# GIVEN PROBLEM:
Extract every line below, verbatim.

++++ RECORD EXCERPTS ++++

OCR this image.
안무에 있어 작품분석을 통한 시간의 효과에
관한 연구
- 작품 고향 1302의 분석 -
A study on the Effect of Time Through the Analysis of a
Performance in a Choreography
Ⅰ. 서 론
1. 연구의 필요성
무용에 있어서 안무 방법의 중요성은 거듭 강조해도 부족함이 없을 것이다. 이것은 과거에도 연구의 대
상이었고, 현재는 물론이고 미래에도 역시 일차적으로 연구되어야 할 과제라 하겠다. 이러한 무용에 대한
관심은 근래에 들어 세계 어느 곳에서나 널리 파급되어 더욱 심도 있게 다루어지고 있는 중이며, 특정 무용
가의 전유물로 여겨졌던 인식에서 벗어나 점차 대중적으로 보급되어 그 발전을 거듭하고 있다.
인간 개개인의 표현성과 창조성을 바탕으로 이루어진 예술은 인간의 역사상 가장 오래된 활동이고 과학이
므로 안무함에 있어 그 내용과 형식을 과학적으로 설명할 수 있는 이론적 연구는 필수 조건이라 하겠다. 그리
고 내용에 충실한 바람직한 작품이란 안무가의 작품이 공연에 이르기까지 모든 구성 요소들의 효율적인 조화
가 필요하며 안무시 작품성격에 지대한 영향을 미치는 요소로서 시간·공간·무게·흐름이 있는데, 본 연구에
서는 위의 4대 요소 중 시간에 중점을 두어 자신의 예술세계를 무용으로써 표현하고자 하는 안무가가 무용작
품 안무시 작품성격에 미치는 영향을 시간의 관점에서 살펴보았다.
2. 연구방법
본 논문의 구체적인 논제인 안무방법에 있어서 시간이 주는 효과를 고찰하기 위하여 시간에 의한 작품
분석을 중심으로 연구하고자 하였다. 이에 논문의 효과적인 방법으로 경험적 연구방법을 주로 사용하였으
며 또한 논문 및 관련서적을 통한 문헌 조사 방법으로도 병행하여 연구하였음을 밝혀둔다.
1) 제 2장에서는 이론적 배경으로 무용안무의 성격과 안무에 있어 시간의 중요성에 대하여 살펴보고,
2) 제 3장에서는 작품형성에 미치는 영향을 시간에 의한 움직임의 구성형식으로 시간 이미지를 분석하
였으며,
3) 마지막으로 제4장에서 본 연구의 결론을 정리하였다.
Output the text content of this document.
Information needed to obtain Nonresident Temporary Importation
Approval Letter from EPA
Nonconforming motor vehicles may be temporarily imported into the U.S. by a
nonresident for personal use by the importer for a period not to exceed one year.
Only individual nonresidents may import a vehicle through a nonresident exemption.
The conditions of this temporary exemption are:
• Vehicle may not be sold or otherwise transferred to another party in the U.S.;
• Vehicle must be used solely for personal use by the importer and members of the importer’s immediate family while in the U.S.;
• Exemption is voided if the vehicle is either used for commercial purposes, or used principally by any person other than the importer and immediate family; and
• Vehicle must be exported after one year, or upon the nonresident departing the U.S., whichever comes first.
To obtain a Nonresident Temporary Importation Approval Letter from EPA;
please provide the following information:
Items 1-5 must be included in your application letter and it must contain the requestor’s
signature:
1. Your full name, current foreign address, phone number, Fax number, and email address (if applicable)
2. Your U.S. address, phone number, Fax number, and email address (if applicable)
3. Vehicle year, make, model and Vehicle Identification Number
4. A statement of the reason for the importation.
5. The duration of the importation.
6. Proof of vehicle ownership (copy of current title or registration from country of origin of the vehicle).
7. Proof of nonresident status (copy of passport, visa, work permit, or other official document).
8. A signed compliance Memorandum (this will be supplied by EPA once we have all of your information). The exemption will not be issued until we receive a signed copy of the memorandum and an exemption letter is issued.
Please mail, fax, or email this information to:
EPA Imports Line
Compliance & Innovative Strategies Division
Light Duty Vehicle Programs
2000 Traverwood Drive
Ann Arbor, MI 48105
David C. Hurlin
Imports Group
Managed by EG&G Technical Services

++++

# RESPONSE TO THIS TASK:
OCR this image.
안무에 있어 작품분석을 통한 시간의 효과에
관한 연구
- 작품 고향 1302의 분석 -
A study on the Effect of Time Through the Analysis of a
Performance in a Choreography
Ⅰ. 서 론
1. 연구의 필요성
무용에 있어서 안무 방법의 중요성은 거듭 강조해도 부족함이 없을 것이다. 이것은 과거에도 연구의 대
상이었고, 현재는 물론이고 미래에도 역시 일차적으로 연구되어야 할 과제라 하겠다. 이러한 무용에 대한
관심은 근래에 들어 세계 어느 곳에서나 널리 파급되어 더욱 심도 있게 다루어지고 있는 중이며, 특정 무용
가의 전유물로 여겨졌던 인식에서 벗어나 점차 대중적으로 보급되어 그 발전을 거듭하고 있다.
인간 개개인의 표현성과 창조성을 바탕으로 이루어진 예술은 인간의 역사상 가장 오래된 활동이고 과학이
므로 안무함에 있어 그 내용과 형식을 과학적으로 설명할 수 있는 이론적 연구는 필수 조건이라 하겠다. 그리
고 내용에 충실한 바람직한 작품이란 안무가의 작품이 공연에 이르기까지 모든 구성 요소들의 효율적인 조화
가 필요하며 안무시 작품성격에 지대한 영향을 미치는 요소로서 시간·공간·무게·흐름이 있는데, 본 연구에
서는 위의 4대 요소 중 시간에 중점을 두어 자신의 예술세계를 무용으로써 표현하고자 하는 안무가가 무용작
품 안무시 작품성격에 미치는 영향을 시간의 관점에서 살펴보았다.
2. 연구방법
본 논문의 구체적인 논제인 안무방법에 있어서 시간이 주는 효과를 고찰하기 위하여 시간에 의한 작품
분석을 중심으로 연구하고자 하였다. 이에 논문의 효과적인 방법으로 경험적 연구방법을 주로 사용하였으
며 또한 논문 및 관련서적을 통한 문헌 조사 방법으로도 병행하여 연구하였음을 밝혀둔다.
1) 제 2장에서는 이론적 배경으로 무용안무의 성격과 안무에 있어 시간의 중요성에 대하여 살펴보고,
2) 제 3장에서는 작품형성에 미치는 영향을 시간에 의한 움직임의 구성형식으로 시간 이미지를 분석하
였으며,
3) 마지막으로 제4장에서 본 연구의 결론을 정리하였다.
Output the text content of this document.
Information needed to obtain Nonresident Temporary Importation
Approval Letter from EPA
Nonconforming motor vehicles may be temporarily imported into the U.S. by a
nonresident for personal use by the importer for a period not to exceed one year.
Only individual nonresidents may import a vehicle through a nonresident exemption.
The conditions of this temporary exemption are:
• Vehicle may not be sold or otherwise transferred to another party in the U.S.;
• Vehicle must be used solely for personal use by the importer and members of the importer’s immediate family while in the U.S.;
• Exemption is voided if the vehicle is either used for commercial purposes, or used principally by any person other than the importer and immediate family; and
• Vehicle must be exported after one year, or upon the nonresident departing the U.S., whichever comes first.
To obtain a Nonresident Temporary Importation Approval Letter from EPA;
please provide the following information:
Items 1-5 must be included in your application letter and it must contain the requestor’s
signature:
1. Your full name, current foreign address, phone number, Fax number, and email address (if applicable)
2. Your U.S. address, phone number, Fax number, and email address (if applicable)
3. Vehicle year, make, model and Vehicle Identification Number
4. A statement of the reason for the importation.
5. The duration of the importation.
6. Proof of vehicle ownership (copy of current title or registration from country of origin of the vehicle).
7. Proof of nonresident status (copy of passport, visa, work permit, or other official document).
8. A signed compliance Memorandum (this will be supplied by EPA once we have all of your information). The exemption will not be issued until we receive a signed copy of the memorandum and an exemption letter is issued.
Please mail, fax, or email this information to:
EPA Imports Line
Compliance & Innovative Strategies Division
Light Duty Vehicle Programs
2000 Traverwood Drive
Ann Arbor, MI 48105
David C. Hurlin
Imports Group
Managed by EG&G Technical Services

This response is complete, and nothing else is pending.